What you have to do:
Leave out the pictures and copy every record exactly.

___ Raw records ___

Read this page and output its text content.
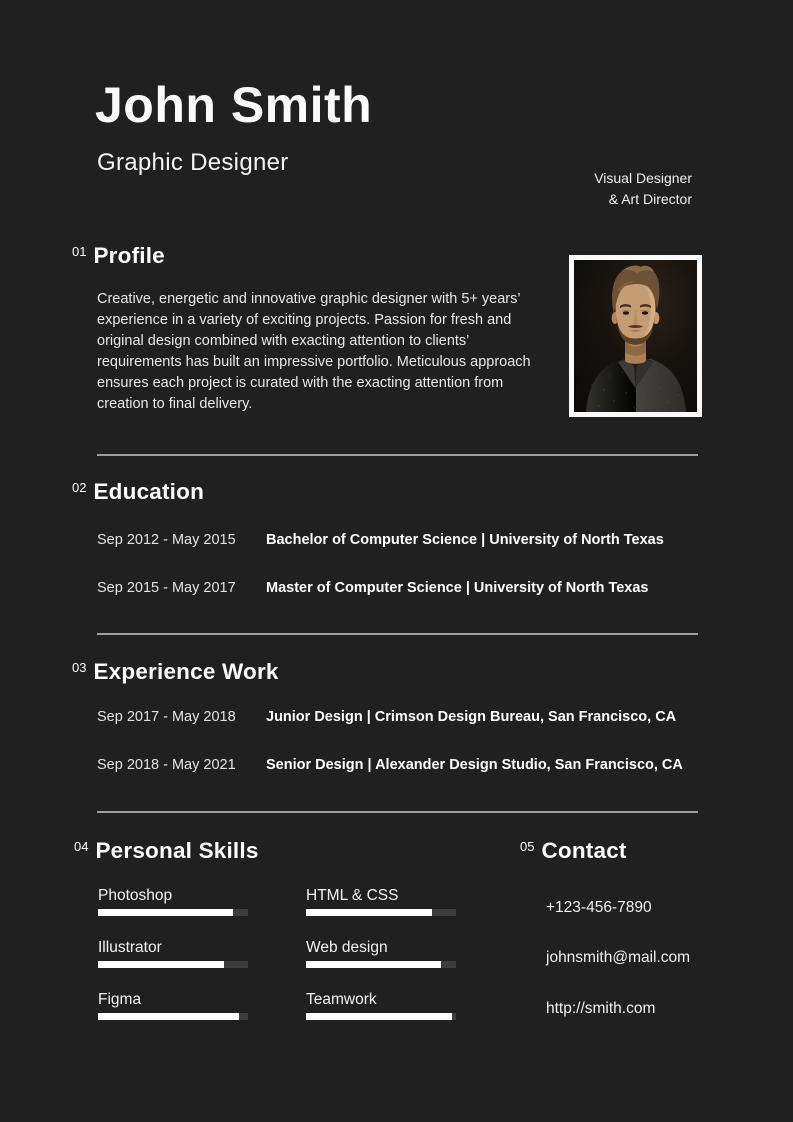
John Smith
Graphic Designer
Visual Designer
& Art Director
01 Profile
Creative, energetic and innovative graphic designer with 5+ years’ experience in a variety of exciting projects. Passion for fresh and original design combined with exacting attention to clients’ requirements has built an impressive portfolio. Meticulous approach ensures each project is curated with the exacting attention from creation to final delivery.
02 Education
Sep 2012 - May 2015	Bachelor of Computer Science | University of North Texas
Sep 2015 - May 2017	Master of Computer Science | University of North Texas
03 Experience Work
Sep 2017 - May 2018	Junior Design | Crimson Design Bureau, San Francisco, CA
Sep 2018 - May 2021	Senior Design | Alexander Design Studio, San Francisco, CA
04 Personal Skills
Photoshop
Illustrator
Figma
HTML & CSS
Web design
Teamwork
05 Contact
+123-456-7890
johnsmith@mail.com
http://smith.com
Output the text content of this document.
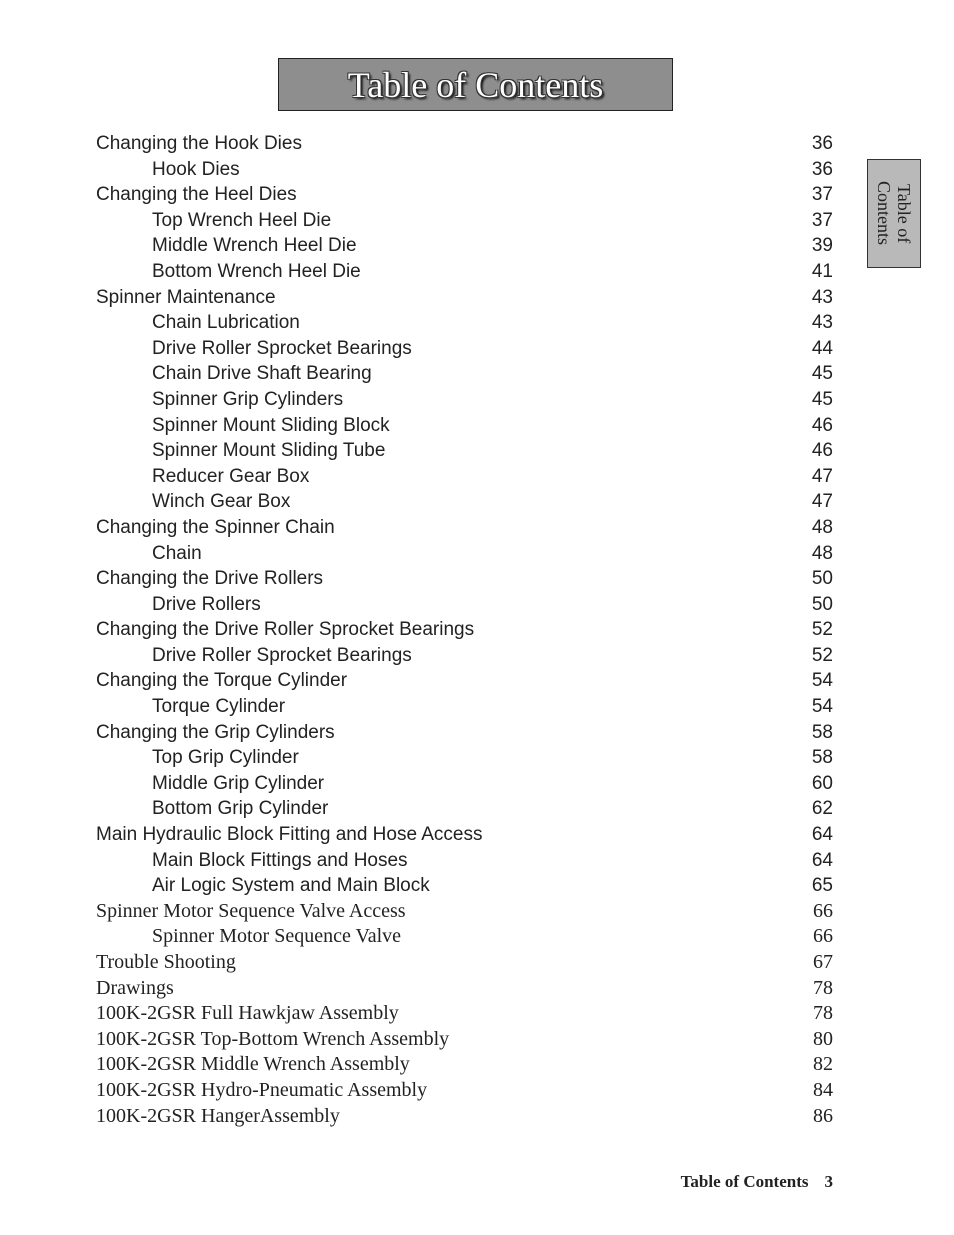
Table of Contents
Table of
Contents
Changing the Hook Dies	36
Hook Dies	36
Changing the Heel Dies	37
Top Wrench Heel Die	37
Middle Wrench Heel Die	39
Bottom Wrench Heel Die	41
Spinner Maintenance	43
Chain Lubrication	43
Drive Roller Sprocket Bearings	44
Chain Drive Shaft Bearing	45
Spinner Grip Cylinders	45
Spinner Mount Sliding Block	46
Spinner Mount Sliding Tube	46
Reducer Gear Box	47
Winch Gear Box	47
Changing the Spinner Chain	48
Chain	48
Changing the Drive Rollers	50
Drive Rollers	50
Changing the Drive Roller Sprocket Bearings	52
Drive Roller Sprocket Bearings	52
Changing the Torque Cylinder	54
Torque Cylinder	54
Changing the Grip Cylinders	58
Top Grip Cylinder	58
Middle Grip Cylinder	60
Bottom Grip Cylinder	62
Main Hydraulic Block Fitting and Hose Access	64
Main Block Fittings and Hoses	64
Air Logic System and Main Block	65
Spinner Motor Sequence Valve Access	66
Spinner Motor Sequence Valve	66
Trouble Shooting	67
Drawings	78
100K-2GSR Full Hawkjaw Assembly	78
100K-2GSR Top-Bottom Wrench Assembly	80
100K-2GSR Middle Wrench Assembly	82
100K-2GSR Hydro-Pneumatic Assembly	84
100K-2GSR HangerAssembly	86
Table of Contents 3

___

Finished answer:
Read this page and output its text content.
John Smith
Graphic Designer
Visual Designer
& Art Director
01 Profile
Creative, energetic and innovative graphic designer with 5+ years’ experience in a variety of exciting projects. Passion for fresh and original design combined with exacting attention to clients’ requirements has built an impressive portfolio. Meticulous approach ensures each project is curated with the exacting attention from creation to final delivery.
02 Education
Sep 2012 - May 2015	Bachelor of Computer Science | University of North Texas
Sep 2015 - May 2017	Master of Computer Science | University of North Texas
03 Experience Work
Sep 2017 - May 2018	Junior Design | Crimson Design Bureau, San Francisco, CA
Sep 2018 - May 2021	Senior Design | Alexander Design Studio, San Francisco, CA
04 Personal Skills
Photoshop
Illustrator
Figma
HTML & CSS
Web design
Teamwork
05 Contact
+123-456-7890
johnsmith@mail.com
http://smith.com
Output the text content of this document.
Table of Contents
Table of
Contents
Changing the Hook Dies	36
Hook Dies	36
Changing the Heel Dies	37
Top Wrench Heel Die	37
Middle Wrench Heel Die	39
Bottom Wrench Heel Die	41
Spinner Maintenance	43
Chain Lubrication	43
Drive Roller Sprocket Bearings	44
Chain Drive Shaft Bearing	45
Spinner Grip Cylinders	45
Spinner Mount Sliding Block	46
Spinner Mount Sliding Tube	46
Reducer Gear Box	47
Winch Gear Box	47
Changing the Spinner Chain	48
Chain	48
Changing the Drive Rollers	50
Drive Rollers	50
Changing the Drive Roller Sprocket Bearings	52
Drive Roller Sprocket Bearings	52
Changing the Torque Cylinder	54
Torque Cylinder	54
Changing the Grip Cylinders	58
Top Grip Cylinder	58
Middle Grip Cylinder	60
Bottom Grip Cylinder	62
Main Hydraulic Block Fitting and Hose Access	64
Main Block Fittings and Hoses	64
Air Logic System and Main Block	65
Spinner Motor Sequence Valve Access	66
Spinner Motor Sequence Valve	66
Trouble Shooting	67
Drawings	78
100K-2GSR Full Hawkjaw Assembly	78
100K-2GSR Top-Bottom Wrench Assembly	80
100K-2GSR Middle Wrench Assembly	82
100K-2GSR Hydro-Pneumatic Assembly	84
100K-2GSR HangerAssembly	86
Table of Contents 3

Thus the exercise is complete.